TASK TO CARRY OUT = Check the listing below line by line and report how many lines hold "Secure", with no other words.

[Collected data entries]

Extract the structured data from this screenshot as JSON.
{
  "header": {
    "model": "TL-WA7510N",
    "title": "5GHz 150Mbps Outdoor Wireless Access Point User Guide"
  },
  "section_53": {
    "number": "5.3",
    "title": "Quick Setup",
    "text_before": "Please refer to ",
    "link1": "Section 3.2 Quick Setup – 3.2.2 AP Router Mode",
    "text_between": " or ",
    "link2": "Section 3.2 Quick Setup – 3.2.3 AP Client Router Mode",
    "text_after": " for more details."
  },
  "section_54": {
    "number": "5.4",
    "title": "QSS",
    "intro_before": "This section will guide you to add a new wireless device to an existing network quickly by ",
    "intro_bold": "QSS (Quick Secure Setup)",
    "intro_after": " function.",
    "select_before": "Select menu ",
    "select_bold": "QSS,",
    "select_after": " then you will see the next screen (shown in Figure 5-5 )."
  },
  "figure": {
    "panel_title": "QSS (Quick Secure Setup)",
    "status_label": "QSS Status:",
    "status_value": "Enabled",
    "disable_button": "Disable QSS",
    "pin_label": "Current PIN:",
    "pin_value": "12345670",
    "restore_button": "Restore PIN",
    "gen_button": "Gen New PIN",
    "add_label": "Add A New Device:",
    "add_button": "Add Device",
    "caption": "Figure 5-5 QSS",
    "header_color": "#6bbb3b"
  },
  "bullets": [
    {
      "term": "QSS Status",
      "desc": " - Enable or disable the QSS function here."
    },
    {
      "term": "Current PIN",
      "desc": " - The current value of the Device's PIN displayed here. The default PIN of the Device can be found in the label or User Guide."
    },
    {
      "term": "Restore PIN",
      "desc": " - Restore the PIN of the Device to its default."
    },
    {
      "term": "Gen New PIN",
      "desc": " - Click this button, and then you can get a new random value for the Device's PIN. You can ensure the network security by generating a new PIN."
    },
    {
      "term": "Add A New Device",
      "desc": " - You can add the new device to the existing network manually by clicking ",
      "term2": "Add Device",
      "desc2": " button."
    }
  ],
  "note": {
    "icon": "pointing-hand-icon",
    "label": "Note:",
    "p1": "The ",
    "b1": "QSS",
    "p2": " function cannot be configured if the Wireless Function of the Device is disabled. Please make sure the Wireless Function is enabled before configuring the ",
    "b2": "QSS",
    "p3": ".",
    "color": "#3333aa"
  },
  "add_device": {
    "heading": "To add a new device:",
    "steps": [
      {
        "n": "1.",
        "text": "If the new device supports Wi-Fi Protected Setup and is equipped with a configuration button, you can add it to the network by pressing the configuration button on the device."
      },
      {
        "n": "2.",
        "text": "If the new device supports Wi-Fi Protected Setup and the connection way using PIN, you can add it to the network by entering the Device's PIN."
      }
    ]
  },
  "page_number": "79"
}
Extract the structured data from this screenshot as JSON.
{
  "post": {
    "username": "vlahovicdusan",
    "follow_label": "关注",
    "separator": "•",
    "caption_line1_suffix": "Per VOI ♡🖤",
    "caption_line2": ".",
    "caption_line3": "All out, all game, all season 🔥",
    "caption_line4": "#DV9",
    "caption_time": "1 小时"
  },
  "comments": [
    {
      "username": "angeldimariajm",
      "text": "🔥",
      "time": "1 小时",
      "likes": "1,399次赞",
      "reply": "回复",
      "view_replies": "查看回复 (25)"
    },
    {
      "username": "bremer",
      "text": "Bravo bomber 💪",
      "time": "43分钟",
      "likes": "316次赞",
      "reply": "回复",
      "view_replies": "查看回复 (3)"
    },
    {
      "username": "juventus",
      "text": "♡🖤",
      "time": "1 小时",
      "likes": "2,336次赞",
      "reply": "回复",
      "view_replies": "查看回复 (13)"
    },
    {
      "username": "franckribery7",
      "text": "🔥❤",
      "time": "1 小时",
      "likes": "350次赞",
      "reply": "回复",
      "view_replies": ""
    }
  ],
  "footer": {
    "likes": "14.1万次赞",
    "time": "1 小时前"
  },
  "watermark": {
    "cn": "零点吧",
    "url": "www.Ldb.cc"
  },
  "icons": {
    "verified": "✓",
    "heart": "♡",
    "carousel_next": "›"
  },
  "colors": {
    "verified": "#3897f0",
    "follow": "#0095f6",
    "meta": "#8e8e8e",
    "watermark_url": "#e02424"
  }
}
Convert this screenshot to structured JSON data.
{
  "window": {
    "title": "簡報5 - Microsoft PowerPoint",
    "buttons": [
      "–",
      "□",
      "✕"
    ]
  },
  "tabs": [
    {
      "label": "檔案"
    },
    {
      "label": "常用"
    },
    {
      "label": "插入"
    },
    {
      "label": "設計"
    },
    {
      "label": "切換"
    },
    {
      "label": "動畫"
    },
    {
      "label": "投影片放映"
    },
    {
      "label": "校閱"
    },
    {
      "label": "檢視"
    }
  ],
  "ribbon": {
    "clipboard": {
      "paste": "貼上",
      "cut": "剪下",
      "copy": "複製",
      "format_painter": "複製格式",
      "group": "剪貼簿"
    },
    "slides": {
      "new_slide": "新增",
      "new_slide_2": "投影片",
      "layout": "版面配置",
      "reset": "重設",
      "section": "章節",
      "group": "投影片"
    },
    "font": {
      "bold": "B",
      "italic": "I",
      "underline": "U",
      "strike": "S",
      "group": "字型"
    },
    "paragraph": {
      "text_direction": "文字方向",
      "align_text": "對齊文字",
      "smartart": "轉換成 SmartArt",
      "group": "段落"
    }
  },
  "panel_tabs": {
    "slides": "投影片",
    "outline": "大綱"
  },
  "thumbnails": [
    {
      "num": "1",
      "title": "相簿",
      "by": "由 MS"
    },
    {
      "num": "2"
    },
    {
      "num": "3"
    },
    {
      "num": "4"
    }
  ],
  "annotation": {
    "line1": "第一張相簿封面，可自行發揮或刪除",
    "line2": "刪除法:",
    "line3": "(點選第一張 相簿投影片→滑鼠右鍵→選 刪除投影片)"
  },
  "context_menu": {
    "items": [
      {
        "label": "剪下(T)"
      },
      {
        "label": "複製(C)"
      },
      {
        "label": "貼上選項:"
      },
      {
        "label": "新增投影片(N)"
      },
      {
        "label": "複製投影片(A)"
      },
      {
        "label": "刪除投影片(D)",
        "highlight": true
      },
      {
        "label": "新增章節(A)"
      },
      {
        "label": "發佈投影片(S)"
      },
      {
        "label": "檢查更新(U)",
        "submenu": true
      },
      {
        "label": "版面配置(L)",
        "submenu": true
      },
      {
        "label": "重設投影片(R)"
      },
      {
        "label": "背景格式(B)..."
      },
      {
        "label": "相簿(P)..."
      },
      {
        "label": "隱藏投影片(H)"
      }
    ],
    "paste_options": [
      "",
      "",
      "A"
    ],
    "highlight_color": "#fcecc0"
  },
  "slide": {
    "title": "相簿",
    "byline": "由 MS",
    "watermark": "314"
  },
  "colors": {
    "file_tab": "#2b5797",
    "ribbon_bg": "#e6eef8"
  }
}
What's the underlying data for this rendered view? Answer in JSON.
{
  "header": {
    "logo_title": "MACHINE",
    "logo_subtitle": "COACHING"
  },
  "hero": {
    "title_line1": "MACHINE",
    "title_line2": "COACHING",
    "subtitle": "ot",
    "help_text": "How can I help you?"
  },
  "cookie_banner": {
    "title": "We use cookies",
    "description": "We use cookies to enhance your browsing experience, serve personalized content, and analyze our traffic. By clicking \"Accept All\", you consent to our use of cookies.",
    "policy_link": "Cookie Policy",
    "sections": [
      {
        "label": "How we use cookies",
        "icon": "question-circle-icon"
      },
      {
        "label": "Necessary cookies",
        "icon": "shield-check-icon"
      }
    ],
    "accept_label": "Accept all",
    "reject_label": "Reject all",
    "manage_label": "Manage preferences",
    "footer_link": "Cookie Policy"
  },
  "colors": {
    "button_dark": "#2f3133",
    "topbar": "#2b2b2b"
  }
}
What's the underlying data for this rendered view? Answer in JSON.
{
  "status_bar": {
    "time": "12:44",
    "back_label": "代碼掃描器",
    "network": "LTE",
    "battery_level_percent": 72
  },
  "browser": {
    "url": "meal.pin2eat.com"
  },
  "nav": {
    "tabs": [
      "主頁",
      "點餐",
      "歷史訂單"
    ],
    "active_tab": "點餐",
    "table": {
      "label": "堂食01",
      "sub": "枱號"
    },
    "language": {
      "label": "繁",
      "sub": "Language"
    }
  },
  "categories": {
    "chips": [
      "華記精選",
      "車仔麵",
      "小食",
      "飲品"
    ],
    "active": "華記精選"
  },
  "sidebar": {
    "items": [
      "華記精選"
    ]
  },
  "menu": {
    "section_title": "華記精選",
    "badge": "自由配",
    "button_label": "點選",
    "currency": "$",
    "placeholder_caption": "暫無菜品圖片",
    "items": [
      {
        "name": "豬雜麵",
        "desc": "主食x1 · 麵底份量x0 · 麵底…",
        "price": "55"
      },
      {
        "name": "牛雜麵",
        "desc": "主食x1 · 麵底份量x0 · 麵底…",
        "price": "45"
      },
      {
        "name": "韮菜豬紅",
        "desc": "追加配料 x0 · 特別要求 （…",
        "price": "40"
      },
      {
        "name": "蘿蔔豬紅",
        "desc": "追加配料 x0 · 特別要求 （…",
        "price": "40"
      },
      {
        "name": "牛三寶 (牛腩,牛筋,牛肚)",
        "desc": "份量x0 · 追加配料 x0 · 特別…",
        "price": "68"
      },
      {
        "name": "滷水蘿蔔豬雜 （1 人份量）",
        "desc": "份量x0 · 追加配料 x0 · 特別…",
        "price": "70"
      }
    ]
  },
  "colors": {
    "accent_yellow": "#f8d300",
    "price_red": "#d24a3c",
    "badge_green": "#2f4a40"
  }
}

FULL OUTPUT = 2